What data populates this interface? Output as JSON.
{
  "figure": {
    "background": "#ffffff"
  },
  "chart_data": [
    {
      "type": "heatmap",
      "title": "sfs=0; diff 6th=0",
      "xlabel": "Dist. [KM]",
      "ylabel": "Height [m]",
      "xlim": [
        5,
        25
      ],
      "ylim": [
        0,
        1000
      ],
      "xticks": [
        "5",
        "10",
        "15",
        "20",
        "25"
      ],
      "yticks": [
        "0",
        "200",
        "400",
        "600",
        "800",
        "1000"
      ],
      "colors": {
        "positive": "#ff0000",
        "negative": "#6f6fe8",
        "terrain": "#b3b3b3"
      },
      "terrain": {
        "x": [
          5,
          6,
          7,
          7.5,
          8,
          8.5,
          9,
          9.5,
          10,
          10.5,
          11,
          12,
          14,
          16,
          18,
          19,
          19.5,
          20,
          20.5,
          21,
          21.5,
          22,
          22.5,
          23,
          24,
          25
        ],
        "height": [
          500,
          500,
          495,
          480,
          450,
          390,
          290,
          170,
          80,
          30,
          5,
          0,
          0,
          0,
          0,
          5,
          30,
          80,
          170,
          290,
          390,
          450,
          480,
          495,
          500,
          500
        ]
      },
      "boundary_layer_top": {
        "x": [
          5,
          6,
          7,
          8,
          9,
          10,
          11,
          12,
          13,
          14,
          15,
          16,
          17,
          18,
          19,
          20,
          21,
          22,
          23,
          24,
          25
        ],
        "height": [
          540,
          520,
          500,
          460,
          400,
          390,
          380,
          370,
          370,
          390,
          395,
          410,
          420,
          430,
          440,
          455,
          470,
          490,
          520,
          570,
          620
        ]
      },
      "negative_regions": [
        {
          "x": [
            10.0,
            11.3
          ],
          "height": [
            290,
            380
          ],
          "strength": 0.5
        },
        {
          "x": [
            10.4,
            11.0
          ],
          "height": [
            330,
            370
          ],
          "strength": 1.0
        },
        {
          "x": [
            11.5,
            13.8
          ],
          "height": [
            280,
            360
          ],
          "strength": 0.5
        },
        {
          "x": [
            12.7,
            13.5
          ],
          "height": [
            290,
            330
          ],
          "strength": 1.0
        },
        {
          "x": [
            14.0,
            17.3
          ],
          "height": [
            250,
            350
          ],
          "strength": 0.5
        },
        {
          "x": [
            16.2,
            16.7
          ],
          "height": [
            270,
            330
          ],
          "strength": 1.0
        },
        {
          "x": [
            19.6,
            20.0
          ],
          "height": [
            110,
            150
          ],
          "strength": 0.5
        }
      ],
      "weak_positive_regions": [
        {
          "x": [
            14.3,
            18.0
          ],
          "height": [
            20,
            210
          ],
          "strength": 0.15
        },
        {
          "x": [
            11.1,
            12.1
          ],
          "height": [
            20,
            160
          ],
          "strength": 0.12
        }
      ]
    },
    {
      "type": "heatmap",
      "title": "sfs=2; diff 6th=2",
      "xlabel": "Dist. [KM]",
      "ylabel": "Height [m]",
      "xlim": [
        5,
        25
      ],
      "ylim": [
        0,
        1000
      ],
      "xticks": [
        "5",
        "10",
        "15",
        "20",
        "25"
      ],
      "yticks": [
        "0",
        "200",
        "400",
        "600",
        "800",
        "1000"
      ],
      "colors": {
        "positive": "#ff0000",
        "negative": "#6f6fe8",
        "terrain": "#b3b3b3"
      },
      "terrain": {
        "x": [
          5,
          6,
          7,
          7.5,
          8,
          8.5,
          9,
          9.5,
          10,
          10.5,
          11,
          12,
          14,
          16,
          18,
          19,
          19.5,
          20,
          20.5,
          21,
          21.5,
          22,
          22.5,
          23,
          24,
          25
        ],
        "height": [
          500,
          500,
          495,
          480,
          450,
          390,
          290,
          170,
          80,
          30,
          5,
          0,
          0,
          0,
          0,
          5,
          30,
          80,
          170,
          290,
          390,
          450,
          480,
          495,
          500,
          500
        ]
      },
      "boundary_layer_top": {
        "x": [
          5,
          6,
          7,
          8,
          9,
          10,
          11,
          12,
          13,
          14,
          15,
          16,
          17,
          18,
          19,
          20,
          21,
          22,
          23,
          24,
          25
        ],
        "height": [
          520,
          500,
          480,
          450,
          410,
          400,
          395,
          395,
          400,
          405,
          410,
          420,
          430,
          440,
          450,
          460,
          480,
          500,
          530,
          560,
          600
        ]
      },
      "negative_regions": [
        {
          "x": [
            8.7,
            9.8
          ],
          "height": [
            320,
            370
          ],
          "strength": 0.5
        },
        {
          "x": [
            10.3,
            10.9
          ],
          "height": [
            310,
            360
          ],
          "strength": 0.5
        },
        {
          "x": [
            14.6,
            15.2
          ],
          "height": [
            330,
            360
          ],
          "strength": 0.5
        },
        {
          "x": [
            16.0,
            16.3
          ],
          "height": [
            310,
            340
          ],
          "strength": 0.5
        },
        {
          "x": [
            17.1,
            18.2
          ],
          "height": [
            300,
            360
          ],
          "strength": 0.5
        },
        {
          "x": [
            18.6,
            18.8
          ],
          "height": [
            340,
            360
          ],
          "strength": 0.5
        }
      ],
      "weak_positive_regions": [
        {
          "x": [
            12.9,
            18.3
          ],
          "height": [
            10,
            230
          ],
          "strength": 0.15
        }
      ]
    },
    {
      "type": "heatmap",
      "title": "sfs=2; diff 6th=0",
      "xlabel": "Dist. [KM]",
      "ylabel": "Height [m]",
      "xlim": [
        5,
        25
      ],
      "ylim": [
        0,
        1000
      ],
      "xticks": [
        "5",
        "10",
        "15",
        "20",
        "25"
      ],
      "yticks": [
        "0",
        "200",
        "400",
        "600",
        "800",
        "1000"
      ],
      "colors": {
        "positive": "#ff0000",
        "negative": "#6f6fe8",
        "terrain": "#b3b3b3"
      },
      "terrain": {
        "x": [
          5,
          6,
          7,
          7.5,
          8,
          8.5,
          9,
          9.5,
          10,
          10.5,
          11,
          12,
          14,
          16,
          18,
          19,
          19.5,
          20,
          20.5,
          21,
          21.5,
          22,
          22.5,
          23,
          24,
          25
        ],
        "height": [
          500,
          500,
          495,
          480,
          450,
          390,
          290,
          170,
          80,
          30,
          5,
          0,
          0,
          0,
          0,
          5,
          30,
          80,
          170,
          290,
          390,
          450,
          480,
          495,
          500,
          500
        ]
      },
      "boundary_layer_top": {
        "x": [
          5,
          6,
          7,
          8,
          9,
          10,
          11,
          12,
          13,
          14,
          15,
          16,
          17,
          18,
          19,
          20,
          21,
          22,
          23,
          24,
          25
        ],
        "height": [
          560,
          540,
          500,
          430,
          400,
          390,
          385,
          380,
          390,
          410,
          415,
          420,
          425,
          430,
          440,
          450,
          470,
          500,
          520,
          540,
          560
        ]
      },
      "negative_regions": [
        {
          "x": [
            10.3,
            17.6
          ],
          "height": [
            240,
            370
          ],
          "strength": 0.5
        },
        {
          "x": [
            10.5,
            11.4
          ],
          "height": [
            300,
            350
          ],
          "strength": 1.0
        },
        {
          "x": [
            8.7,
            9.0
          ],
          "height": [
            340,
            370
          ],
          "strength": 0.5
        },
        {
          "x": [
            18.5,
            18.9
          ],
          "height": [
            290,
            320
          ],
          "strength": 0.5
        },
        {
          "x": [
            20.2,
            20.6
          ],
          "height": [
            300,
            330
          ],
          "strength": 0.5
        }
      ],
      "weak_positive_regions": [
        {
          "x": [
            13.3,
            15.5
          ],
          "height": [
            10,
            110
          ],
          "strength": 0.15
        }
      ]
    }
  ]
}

• Problem description:
Exactly as shown above, return every record.

• Problem solution:
What data populates this interface? Output as JSON.
{
  "figure": {
    "background": "#ffffff"
  },
  "chart_data": [
    {
      "type": "heatmap",
      "title": "sfs=0; diff 6th=0",
      "xlabel": "Dist. [KM]",
      "ylabel": "Height [m]",
      "xlim": [
        5,
        25
      ],
      "ylim": [
        0,
        1000
      ],
      "xticks": [
        "5",
        "10",
        "15",
        "20",
        "25"
      ],
      "yticks": [
        "0",
        "200",
        "400",
        "600",
        "800",
        "1000"
      ],
      "colors": {
        "positive": "#ff0000",
        "negative": "#6f6fe8",
        "terrain": "#b3b3b3"
      },
      "terrain": {
        "x": [
          5,
          6,
          7,
          7.5,
          8,
          8.5,
          9,
          9.5,
          10,
          10.5,
          11,
          12,
          14,
          16,
          18,
          19,
          19.5,
          20,
          20.5,
          21,
          21.5,
          22,
          22.5,
          23,
          24,
          25
        ],
        "height": [
          500,
          500,
          495,
          480,
          450,
          390,
          290,
          170,
          80,
          30,
          5,
          0,
          0,
          0,
          0,
          5,
          30,
          80,
          170,
          290,
          390,
          450,
          480,
          495,
          500,
          500
        ]
      },
      "boundary_layer_top": {
        "x": [
          5,
          6,
          7,
          8,
          9,
          10,
          11,
          12,
          13,
          14,
          15,
          16,
          17,
          18,
          19,
          20,
          21,
          22,
          23,
          24,
          25
        ],
        "height": [
          540,
          520,
          500,
          460,
          400,
          390,
          380,
          370,
          370,
          390,
          395,
          410,
          420,
          430,
          440,
          455,
          470,
          490,
          520,
          570,
          620
        ]
      },
      "negative_regions": [
        {
          "x": [
            10.0,
            11.3
          ],
          "height": [
            290,
            380
          ],
          "strength": 0.5
        },
        {
          "x": [
            10.4,
            11.0
          ],
          "height": [
            330,
            370
          ],
          "strength": 1.0
        },
        {
          "x": [
            11.5,
            13.8
          ],
          "height": [
            280,
            360
          ],
          "strength": 0.5
        },
        {
          "x": [
            12.7,
            13.5
          ],
          "height": [
            290,
            330
          ],
          "strength": 1.0
        },
        {
          "x": [
            14.0,
            17.3
          ],
          "height": [
            250,
            350
          ],
          "strength": 0.5
        },
        {
          "x": [
            16.2,
            16.7
          ],
          "height": [
            270,
            330
          ],
          "strength": 1.0
        },
        {
          "x": [
            19.6,
            20.0
          ],
          "height": [
            110,
            150
          ],
          "strength": 0.5
        }
      ],
      "weak_positive_regions": [
        {
          "x": [
            14.3,
            18.0
          ],
          "height": [
            20,
            210
          ],
          "strength": 0.15
        },
        {
          "x": [
            11.1,
            12.1
          ],
          "height": [
            20,
            160
          ],
          "strength": 0.12
        }
      ]
    },
    {
      "type": "heatmap",
      "title": "sfs=2; diff 6th=2",
      "xlabel": "Dist. [KM]",
      "ylabel": "Height [m]",
      "xlim": [
        5,
        25
      ],
      "ylim": [
        0,
        1000
      ],
      "xticks": [
        "5",
        "10",
        "15",
        "20",
        "25"
      ],
      "yticks": [
        "0",
        "200",
        "400",
        "600",
        "800",
        "1000"
      ],
      "colors": {
        "positive": "#ff0000",
        "negative": "#6f6fe8",
        "terrain": "#b3b3b3"
      },
      "terrain": {
        "x": [
          5,
          6,
          7,
          7.5,
          8,
          8.5,
          9,
          9.5,
          10,
          10.5,
          11,
          12,
          14,
          16,
          18,
          19,
          19.5,
          20,
          20.5,
          21,
          21.5,
          22,
          22.5,
          23,
          24,
          25
        ],
        "height": [
          500,
          500,
          495,
          480,
          450,
          390,
          290,
          170,
          80,
          30,
          5,
          0,
          0,
          0,
          0,
          5,
          30,
          80,
          170,
          290,
          390,
          450,
          480,
          495,
          500,
          500
        ]
      },
      "boundary_layer_top": {
        "x": [
          5,
          6,
          7,
          8,
          9,
          10,
          11,
          12,
          13,
          14,
          15,
          16,
          17,
          18,
          19,
          20,
          21,
          22,
          23,
          24,
          25
        ],
        "height": [
          520,
          500,
          480,
          450,
          410,
          400,
          395,
          395,
          400,
          405,
          410,
          420,
          430,
          440,
          450,
          460,
          480,
          500,
          530,
          560,
          600
        ]
      },
      "negative_regions": [
        {
          "x": [
            8.7,
            9.8
          ],
          "height": [
            320,
            370
          ],
          "strength": 0.5
        },
        {
          "x": [
            10.3,
            10.9
          ],
          "height": [
            310,
            360
          ],
          "strength": 0.5
        },
        {
          "x": [
            14.6,
            15.2
          ],
          "height": [
            330,
            360
          ],
          "strength": 0.5
        },
        {
          "x": [
            16.0,
            16.3
          ],
          "height": [
            310,
            340
          ],
          "strength": 0.5
        },
        {
          "x": [
            17.1,
            18.2
          ],
          "height": [
            300,
            360
          ],
          "strength": 0.5
        },
        {
          "x": [
            18.6,
            18.8
          ],
          "height": [
            340,
            360
          ],
          "strength": 0.5
        }
      ],
      "weak_positive_regions": [
        {
          "x": [
            12.9,
            18.3
          ],
          "height": [
            10,
            230
          ],
          "strength": 0.15
        }
      ]
    },
    {
      "type": "heatmap",
      "title": "sfs=2; diff 6th=0",
      "xlabel": "Dist. [KM]",
      "ylabel": "Height [m]",
      "xlim": [
        5,
        25
      ],
      "ylim": [
        0,
        1000
      ],
      "xticks": [
        "5",
        "10",
        "15",
        "20",
        "25"
      ],
      "yticks": [
        "0",
        "200",
        "400",
        "600",
        "800",
        "1000"
      ],
      "colors": {
        "positive": "#ff0000",
        "negative": "#6f6fe8",
        "terrain": "#b3b3b3"
      },
      "terrain": {
        "x": [
          5,
          6,
          7,
          7.5,
          8,
          8.5,
          9,
          9.5,
          10,
          10.5,
          11,
          12,
          14,
          16,
          18,
          19,
          19.5,
          20,
          20.5,
          21,
          21.5,
          22,
          22.5,
          23,
          24,
          25
        ],
        "height": [
          500,
          500,
          495,
          480,
          450,
          390,
          290,
          170,
          80,
          30,
          5,
          0,
          0,
          0,
          0,
          5,
          30,
          80,
          170,
          290,
          390,
          450,
          480,
          495,
          500,
          500
        ]
      },
      "boundary_layer_top": {
        "x": [
          5,
          6,
          7,
          8,
          9,
          10,
          11,
          12,
          13,
          14,
          15,
          16,
          17,
          18,
          19,
          20,
          21,
          22,
          23,
          24,
          25
        ],
        "height": [
          560,
          540,
          500,
          430,
          400,
          390,
          385,
          380,
          390,
          410,
          415,
          420,
          425,
          430,
          440,
          450,
          470,
          500,
          520,
          540,
          560
        ]
      },
      "negative_regions": [
        {
          "x": [
            10.3,
            17.6
          ],
          "height": [
            240,
            370
          ],
          "strength": 0.5
        },
        {
          "x": [
            10.5,
            11.4
          ],
          "height": [
            300,
            350
          ],
          "strength": 1.0
        },
        {
          "x": [
            8.7,
            9.0
          ],
          "height": [
            340,
            370
          ],
          "strength": 0.5
        },
        {
          "x": [
            18.5,
            18.9
          ],
          "height": [
            290,
            320
          ],
          "strength": 0.5
        },
        {
          "x": [
            20.2,
            20.6
          ],
          "height": [
            300,
            330
          ],
          "strength": 0.5
        }
      ],
      "weak_positive_regions": [
        {
          "x": [
            13.3,
            15.5
          ],
          "height": [
            10,
            110
          ],
          "strength": 0.15
        }
      ]
    }
  ]
}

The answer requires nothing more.